-------- Listing

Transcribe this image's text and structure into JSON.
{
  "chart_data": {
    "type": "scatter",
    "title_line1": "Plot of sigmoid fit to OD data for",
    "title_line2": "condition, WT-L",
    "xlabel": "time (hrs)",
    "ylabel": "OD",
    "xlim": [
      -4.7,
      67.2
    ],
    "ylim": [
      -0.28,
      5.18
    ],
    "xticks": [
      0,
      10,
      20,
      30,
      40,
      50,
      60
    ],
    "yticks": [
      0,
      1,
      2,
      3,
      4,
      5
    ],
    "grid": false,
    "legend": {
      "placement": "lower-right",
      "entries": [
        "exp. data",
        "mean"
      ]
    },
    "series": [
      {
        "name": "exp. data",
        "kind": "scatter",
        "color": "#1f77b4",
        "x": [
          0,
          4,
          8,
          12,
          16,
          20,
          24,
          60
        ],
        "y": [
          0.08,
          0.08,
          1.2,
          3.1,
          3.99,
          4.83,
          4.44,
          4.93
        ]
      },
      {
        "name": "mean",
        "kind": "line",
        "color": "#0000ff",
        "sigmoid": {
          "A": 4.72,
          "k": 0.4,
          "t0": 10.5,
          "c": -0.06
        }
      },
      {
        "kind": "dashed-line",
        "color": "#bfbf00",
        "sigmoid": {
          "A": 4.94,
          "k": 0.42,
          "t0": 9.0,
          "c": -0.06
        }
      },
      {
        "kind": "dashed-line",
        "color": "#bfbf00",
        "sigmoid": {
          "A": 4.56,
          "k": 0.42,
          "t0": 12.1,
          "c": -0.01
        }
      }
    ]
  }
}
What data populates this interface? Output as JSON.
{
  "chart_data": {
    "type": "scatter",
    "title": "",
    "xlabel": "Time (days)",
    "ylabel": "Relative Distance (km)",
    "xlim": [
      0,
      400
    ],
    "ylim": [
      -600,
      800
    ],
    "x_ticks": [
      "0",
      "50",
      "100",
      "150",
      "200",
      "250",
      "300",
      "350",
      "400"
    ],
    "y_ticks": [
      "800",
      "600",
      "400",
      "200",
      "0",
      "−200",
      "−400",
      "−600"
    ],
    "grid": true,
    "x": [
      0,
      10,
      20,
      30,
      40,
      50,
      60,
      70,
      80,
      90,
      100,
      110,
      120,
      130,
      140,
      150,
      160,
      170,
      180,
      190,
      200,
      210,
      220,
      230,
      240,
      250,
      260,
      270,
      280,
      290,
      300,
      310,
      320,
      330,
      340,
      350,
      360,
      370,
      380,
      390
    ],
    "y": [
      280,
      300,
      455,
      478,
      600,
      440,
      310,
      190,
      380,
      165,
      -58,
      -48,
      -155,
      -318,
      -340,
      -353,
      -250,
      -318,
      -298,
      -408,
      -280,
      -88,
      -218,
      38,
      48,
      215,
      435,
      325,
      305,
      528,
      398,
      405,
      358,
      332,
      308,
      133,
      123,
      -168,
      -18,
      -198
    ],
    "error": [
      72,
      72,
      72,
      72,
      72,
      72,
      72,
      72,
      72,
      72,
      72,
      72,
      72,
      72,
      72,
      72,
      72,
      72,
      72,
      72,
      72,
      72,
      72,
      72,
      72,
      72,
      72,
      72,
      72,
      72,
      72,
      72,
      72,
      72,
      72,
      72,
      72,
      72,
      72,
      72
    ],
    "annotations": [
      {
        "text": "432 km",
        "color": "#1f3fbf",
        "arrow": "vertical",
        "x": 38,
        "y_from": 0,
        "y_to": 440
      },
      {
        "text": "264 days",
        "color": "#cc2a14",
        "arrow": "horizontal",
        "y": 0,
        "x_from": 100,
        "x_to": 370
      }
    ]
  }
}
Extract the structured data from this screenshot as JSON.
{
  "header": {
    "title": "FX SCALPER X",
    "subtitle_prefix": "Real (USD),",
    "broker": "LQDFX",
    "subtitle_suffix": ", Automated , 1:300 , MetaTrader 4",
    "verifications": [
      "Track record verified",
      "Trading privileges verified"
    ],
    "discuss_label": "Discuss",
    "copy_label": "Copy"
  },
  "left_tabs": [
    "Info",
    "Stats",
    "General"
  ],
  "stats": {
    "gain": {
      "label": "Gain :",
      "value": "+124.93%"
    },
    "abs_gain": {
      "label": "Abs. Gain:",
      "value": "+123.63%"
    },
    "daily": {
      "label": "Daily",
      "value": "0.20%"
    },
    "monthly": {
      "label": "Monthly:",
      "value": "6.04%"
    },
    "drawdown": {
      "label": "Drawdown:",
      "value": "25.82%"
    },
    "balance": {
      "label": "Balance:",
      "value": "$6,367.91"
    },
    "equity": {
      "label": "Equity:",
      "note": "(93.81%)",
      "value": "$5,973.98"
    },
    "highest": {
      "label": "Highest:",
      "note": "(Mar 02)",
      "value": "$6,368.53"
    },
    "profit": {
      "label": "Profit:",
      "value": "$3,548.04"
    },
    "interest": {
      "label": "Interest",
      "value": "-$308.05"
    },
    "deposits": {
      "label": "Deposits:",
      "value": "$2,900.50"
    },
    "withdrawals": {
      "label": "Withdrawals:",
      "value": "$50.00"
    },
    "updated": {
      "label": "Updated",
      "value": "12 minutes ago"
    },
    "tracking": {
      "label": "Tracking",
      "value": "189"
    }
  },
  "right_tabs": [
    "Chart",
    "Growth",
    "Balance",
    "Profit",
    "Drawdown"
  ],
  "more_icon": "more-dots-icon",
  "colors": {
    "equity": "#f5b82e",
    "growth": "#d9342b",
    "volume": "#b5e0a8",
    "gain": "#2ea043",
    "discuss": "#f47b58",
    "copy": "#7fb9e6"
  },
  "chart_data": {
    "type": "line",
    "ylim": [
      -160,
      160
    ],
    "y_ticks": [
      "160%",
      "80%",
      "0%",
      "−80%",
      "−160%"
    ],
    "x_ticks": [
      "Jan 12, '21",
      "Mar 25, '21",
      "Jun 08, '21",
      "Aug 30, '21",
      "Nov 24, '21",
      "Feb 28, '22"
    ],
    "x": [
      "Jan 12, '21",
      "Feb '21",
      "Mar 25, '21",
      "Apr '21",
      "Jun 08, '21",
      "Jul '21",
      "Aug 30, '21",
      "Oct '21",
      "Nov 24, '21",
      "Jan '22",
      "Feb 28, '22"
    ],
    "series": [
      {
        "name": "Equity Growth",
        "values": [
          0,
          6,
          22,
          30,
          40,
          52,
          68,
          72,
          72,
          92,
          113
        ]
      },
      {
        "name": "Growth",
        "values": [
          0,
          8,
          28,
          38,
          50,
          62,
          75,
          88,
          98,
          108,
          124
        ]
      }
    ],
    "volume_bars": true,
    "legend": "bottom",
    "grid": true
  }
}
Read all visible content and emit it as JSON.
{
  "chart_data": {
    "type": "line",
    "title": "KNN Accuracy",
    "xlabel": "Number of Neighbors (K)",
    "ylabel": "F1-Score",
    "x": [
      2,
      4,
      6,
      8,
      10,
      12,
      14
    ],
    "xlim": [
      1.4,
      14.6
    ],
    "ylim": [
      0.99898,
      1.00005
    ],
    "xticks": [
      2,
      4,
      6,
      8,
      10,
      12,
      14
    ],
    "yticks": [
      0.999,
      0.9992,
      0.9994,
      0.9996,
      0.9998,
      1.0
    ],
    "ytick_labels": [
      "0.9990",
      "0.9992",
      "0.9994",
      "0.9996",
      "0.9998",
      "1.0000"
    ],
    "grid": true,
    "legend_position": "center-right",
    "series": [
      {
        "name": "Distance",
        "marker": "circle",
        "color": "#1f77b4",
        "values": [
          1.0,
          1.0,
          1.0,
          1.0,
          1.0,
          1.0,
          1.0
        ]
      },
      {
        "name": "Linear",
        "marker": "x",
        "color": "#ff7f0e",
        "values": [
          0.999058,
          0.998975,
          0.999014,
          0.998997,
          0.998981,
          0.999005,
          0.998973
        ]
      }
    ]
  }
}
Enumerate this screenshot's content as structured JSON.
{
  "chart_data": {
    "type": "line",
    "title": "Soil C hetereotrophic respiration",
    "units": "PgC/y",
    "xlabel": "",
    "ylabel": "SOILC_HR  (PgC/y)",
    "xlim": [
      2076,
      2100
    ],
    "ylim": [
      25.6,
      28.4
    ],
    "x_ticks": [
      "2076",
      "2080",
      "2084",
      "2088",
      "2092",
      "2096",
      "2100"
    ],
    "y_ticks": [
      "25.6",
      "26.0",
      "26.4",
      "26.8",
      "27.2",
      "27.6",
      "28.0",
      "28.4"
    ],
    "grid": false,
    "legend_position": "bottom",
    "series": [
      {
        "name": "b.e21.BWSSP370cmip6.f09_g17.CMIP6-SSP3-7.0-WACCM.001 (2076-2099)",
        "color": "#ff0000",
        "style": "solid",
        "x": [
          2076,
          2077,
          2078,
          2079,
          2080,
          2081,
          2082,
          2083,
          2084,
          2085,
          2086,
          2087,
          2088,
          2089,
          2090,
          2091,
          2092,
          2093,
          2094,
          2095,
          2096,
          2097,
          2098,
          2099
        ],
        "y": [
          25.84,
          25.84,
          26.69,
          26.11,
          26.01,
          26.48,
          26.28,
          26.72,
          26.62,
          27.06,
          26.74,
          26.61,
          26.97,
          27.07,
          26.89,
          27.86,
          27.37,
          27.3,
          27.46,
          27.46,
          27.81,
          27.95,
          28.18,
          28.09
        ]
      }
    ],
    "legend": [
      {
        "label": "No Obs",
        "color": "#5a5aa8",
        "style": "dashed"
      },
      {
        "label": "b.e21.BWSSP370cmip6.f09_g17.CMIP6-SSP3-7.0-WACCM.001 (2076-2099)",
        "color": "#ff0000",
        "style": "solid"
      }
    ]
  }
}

----------------

Copy, from the material above, each line in which the string "JSON" occurs.

Transcribe this image's text and structure into JSON.
What data populates this interface? Output as JSON.
Extract the structured data from this screenshot as JSON.
Read all visible content and emit it as JSON.
Enumerate this screenshot's content as structured JSON.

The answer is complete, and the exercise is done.